▶ [Requirement 1]:
Could you render the records, from their first line through the line containing "message-outgoing[interactable]: Kivabe diben", as a Markdown table with the columns Row and Text, numbering each line and leaving out blank lines?

======

# Hopkins 6 Colour 4 Station Screenpress



## megaloprintiac (Sep 8, 2007)

Any of you guys using a Hopkins manual screenpress?, are they a quality, reputable manufacturer of these manual machines?

Im thinking about importing from the States so I thought I would ask this forum for any reviews, or personal experience with these unit since Ive noticed a majority of you appear to be from America.

Any thoughts whether I should go forth with the purchase?

And is Hopkins/BWM in any way associated with Riley Hopkins?


----------



## darwinchristian (Aug 24, 2007)

Anthony-

I have a Riley Hopkins 6 - 4 and absolutely love it. it's a solid machine and i've had no problems with holding registration, though i haven't yet gotten into process printing so am hoping it holds true for that. 

the way i understand it hopkins/bwm split a while back and thus there was riley hopkins and some other company... maybe still bwm?


----------



## megaloprintiac (Sep 8, 2007)

Thanks for the feedback, from research ive conducted since posting this thread, you are correct I think. Riley Hopkins and Hopkin/BWM split from Hopkins International many years ago. But I have heard some bad press about Riley Hopkins and some good reports on Hopkins/BWM. I assume they don't produce the same units.

The manual press im looking at has micro-registration, so the whole x-y axis adjustment, does the unit you're working with have this feature? What do you make of it.
I won't be printing halftones that often because im an Illustrator so many of the effects that can be achieved digitally using photo realist techniques Im quite confident I can achieve in a vector stencil like procedure. Plus if I wanted to print photos I would get a heat press.

Any body else have any positive/negative vibes/experience with Hopkins/BWM


----------



## ozzteee (Oct 12, 2007)

======

▶ [Requirement 2]:
How would the forum thread about the Hopkins screen press continue from its last line?

▶ [Task material]:
======

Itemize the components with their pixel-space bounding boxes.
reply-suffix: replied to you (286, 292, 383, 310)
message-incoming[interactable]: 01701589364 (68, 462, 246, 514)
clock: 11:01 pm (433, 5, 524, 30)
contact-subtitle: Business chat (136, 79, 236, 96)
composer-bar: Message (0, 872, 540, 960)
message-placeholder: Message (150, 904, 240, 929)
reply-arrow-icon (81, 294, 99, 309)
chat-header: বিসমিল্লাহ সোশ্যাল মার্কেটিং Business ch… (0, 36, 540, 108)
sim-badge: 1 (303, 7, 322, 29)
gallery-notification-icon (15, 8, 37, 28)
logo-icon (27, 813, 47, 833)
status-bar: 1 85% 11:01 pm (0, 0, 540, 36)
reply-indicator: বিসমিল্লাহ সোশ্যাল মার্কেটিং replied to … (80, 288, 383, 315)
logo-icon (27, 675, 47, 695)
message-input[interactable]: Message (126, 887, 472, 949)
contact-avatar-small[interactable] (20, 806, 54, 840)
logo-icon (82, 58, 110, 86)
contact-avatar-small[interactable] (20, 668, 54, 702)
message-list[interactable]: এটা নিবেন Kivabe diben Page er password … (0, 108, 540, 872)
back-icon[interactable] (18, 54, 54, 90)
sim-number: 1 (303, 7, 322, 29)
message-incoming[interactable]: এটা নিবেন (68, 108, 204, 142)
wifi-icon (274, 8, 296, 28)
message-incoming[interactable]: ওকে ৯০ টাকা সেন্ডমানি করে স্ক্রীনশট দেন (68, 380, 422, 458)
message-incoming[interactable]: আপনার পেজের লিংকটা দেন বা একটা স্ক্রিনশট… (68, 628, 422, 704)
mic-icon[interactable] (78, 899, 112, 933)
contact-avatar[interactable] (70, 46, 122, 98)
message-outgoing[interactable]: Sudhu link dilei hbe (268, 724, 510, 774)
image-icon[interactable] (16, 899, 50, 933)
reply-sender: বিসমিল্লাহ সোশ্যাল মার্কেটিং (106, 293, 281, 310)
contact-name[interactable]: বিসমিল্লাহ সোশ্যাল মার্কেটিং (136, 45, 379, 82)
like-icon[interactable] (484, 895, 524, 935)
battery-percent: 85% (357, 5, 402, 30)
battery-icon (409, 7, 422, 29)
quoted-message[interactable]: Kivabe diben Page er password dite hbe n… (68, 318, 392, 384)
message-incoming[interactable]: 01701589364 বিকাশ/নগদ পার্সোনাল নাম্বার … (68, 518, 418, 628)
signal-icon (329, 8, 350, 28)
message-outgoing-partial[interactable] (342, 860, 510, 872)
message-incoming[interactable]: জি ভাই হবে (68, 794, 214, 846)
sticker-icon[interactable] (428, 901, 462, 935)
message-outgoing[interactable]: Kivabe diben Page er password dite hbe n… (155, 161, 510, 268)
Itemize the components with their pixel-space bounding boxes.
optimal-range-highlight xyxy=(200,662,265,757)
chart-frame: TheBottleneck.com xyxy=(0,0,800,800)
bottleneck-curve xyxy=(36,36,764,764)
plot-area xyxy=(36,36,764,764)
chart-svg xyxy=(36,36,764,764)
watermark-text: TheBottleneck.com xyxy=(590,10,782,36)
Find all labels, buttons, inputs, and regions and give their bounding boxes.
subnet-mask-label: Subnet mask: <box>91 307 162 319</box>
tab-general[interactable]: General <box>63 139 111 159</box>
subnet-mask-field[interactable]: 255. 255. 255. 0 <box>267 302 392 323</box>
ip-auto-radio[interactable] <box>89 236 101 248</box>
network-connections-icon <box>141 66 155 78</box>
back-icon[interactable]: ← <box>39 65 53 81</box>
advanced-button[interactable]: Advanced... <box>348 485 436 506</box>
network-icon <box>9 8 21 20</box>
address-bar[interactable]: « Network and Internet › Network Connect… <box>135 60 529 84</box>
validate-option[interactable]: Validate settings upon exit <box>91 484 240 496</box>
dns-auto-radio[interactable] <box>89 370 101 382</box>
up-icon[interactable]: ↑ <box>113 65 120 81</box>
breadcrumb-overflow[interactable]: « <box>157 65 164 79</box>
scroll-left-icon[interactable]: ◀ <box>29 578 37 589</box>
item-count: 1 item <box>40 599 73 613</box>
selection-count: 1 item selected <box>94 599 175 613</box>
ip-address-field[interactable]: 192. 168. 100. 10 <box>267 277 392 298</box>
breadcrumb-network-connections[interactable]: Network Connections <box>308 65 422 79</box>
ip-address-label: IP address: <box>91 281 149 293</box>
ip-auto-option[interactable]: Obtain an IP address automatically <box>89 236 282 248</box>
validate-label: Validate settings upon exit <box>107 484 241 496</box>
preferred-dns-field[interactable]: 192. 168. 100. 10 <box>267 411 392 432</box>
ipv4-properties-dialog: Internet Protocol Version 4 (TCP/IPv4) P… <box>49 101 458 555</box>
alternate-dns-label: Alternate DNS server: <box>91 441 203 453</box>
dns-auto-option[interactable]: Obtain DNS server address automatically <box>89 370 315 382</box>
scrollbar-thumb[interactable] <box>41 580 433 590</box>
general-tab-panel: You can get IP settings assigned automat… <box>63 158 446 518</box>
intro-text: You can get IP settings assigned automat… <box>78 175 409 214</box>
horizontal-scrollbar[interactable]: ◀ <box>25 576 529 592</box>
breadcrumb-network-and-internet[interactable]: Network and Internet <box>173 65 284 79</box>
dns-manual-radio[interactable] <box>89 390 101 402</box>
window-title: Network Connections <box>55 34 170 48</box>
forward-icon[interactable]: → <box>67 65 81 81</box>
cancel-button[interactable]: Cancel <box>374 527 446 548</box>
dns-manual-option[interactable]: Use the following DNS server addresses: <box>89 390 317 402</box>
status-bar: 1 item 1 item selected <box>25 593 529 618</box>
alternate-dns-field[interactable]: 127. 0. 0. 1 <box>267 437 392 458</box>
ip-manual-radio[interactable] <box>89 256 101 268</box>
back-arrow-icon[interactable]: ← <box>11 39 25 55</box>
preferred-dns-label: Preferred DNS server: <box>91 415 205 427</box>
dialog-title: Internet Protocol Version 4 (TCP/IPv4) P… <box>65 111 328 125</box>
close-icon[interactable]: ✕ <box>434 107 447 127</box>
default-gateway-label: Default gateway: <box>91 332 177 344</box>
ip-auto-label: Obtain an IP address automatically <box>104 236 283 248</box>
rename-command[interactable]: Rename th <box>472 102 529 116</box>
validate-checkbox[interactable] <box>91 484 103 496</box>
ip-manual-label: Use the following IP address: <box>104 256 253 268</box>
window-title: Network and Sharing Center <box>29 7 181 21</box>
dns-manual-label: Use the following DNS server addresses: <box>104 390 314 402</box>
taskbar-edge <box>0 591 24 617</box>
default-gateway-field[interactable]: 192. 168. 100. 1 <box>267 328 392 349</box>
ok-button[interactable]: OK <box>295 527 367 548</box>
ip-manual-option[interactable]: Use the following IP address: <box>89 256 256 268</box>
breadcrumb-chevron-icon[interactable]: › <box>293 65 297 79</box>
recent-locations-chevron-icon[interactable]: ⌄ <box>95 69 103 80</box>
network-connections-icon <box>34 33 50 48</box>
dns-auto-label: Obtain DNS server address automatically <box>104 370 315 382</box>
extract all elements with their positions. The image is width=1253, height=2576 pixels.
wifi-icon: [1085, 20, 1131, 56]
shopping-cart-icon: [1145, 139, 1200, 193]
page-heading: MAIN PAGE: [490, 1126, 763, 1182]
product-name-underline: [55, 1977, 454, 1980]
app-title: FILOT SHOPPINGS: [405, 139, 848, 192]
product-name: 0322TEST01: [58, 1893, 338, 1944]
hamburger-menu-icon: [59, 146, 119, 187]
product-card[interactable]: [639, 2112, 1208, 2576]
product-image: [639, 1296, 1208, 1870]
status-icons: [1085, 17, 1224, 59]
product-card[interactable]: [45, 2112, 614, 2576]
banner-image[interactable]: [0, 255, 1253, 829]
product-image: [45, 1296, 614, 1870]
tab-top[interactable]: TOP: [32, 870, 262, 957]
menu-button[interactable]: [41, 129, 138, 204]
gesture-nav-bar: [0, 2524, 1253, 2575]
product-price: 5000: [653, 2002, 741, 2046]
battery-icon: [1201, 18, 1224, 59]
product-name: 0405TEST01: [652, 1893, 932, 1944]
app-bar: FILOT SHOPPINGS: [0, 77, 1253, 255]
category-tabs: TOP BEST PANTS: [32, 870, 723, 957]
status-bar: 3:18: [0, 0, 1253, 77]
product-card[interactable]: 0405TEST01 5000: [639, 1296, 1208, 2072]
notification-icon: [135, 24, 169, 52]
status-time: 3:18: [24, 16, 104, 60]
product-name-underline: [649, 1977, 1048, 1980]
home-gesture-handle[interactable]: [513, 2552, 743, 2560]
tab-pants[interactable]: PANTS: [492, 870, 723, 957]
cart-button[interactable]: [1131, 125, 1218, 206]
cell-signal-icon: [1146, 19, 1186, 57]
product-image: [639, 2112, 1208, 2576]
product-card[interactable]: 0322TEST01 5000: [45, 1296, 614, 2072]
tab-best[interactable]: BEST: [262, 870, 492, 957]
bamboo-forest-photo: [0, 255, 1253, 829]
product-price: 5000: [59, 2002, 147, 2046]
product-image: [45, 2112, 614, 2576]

======

▶ [Written reply 1]:
| Row | Text |
|---|---|
| 1 | Itemize the components with their pixel-space bounding boxes. |
| 2 | reply-suffix: replied to you (286, 292, 383, 310) |
| 3 | message-incoming[interactable]: 01701589364 (68, 462, 246, 514) |
| 4 | clock: 11:01 pm (433, 5, 524, 30) |
| 5 | contact-subtitle: Business chat (136, 79, 236, 96) |
| 6 | composer-bar: Message (0, 872, 540, 960) |
| 7 | message-placeholder: Message (150, 904, 240, 929) |
| 8 | reply-arrow-icon (81, 294, 99, 309) |
| 9 | chat-header: বিসমিল্লাহ সোশ্যাল মার্কেটিং Business ch… (0, 36, 540, 108) |
| 10 | sim-badge: 1 (303, 7, 322, 29) |
| 11 | gallery-notification-icon (15, 8, 37, 28) |
| 12 | logo-icon (27, 813, 47, 833) |
| 13 | status-bar: 1 85% 11:01 pm (0, 0, 540, 36) |
| 14 | reply-indicator: বিসমিল্লাহ সোশ্যাল মার্কেটিং replied to … (80, 288, 383, 315) |
| 15 | logo-icon (27, 675, 47, 695) |
| 16 | message-input[interactable]: Message (126, 887, 472, 949) |
| 17 | contact-avatar-small[interactable] (20, 806, 54, 840) |
| 18 | logo-icon (82, 58, 110, 86) |
| 19 | contact-avatar-small[interactable] (20, 668, 54, 702) |
| 20 | message-list[interactable]: এটা নিবেন Kivabe diben Page er password … (0, 108, 540, 872) |
| 21 | back-icon[interactable] (18, 54, 54, 90) |
| 22 | sim-number: 1 (303, 7, 322, 29) |
| 23 | message-incoming[interactable]: এটা নিবেন (68, 108, 204, 142) |
| 24 | wifi-icon (274, 8, 296, 28) |
| 25 | message-incoming[interactable]: ওকে ৯০ টাকা সেন্ডমানি করে স্ক্রীনশট দেন (68, 380, 422, 458) |
| 26 | message-incoming[interactable]: আপনার পেজের লিংকটা দেন বা একটা স্ক্রিনশট… (68, 628, 422, 704) |
| 27 | mic-icon[interactable] (78, 899, 112, 933) |
| 28 | contact-avatar[interactable] (70, 46, 122, 98) |
| 29 | message-outgoing[interactable]: Sudhu link dilei hbe (268, 724, 510, 774) |
| 30 | image-icon[interactable] (16, 899, 50, 933) |
| 31 | reply-sender: বিসমিল্লাহ সোশ্যাল মার্কেটিং (106, 293, 281, 310) |
| 32 | contact-name[interactable]: বিসমিল্লাহ সোশ্যাল মার্কেটিং (136, 45, 379, 82) |
| 33 | like-icon[interactable] (484, 895, 524, 935) |
| 34 | battery-percent: 85% (357, 5, 402, 30) |
| 35 | battery-icon (409, 7, 422, 29) |
| 36 | quoted-message[interactable]: Kivabe diben Page er password dite hbe n… (68, 318, 392, 384) |
| 37 | message-incoming[interactable]: 01701589364 বিকাশ/নগদ পার্সোনাল নাম্বার … (68, 518, 418, 628) |
| 38 | signal-icon (329, 8, 350, 28) |
| 39 | message-outgoing-partial[interactable] (342, 860, 510, 872) |
| 40 | message-incoming[interactable]: জি ভাই হবে (68, 794, 214, 846) |
| 41 | sticker-icon[interactable] (428, 901, 462, 935) |
| 42 | message-outgoing[interactable]: Kivabe diben Page er password dite hbe n… (155, 161, 510, 268) |

▶ [Written reply 2]:
Hopkins is a solid machine and been around for ever.There should be some body in other parts of world selling them though. new and used.good luck


----------



## n.signia (Nov 21, 2007)

I also run the Riley hopkins 6\4 manual press, I am very pleased with its performance. I would recommend it.


----------



## marlo45 (Oct 4, 2007)

I have a Riley Hopkins 4/4 press and it has been flawless so far. I've never done simulated process printing but i've done multicolor printing and the registration is superb (i have the joystick registration).

The only thing i hate about it (and this may be consistent across screen presses) is the relative difficulty in achieving an even, precise amount of off contact. I just wish that had a micro registration type knob to adjust it. Life would be much easier.

Overall, the unit is solid and i don't think that you can beat its quality for the price of it.


----------



## txjake (Dec 2, 2008)

Mine is a Hopkins/BWM 6/4 and I love the thing. I've used several brands over the years, and it's been my favorite so far.


----------



## Smalzstein (Jul 22, 2008)

Wonderfull piece of equipment, got it from silkscreensupplies. 

But if you want to import it be sure to check if they have a CE ceftifificate for it already. When I was importing some screen printing equipment I had a lot of problems with the customs office, becuase it didnt had one. In the end I've manage to push it through the border by making a written statment that the press was an integrated part of a conveyor dryer (which fortunetly had CE), which was on the same invoice. Little white lie, but without it they wouldn't allow the machine to enter the EU. Don from silkscreensupplies helped me a lot with getting the nessesary paper work and everything was fine in the end.

Apart of that little problem, this is a really good machine and I recommend it.


----------



## tdigital (Sep 14, 2008)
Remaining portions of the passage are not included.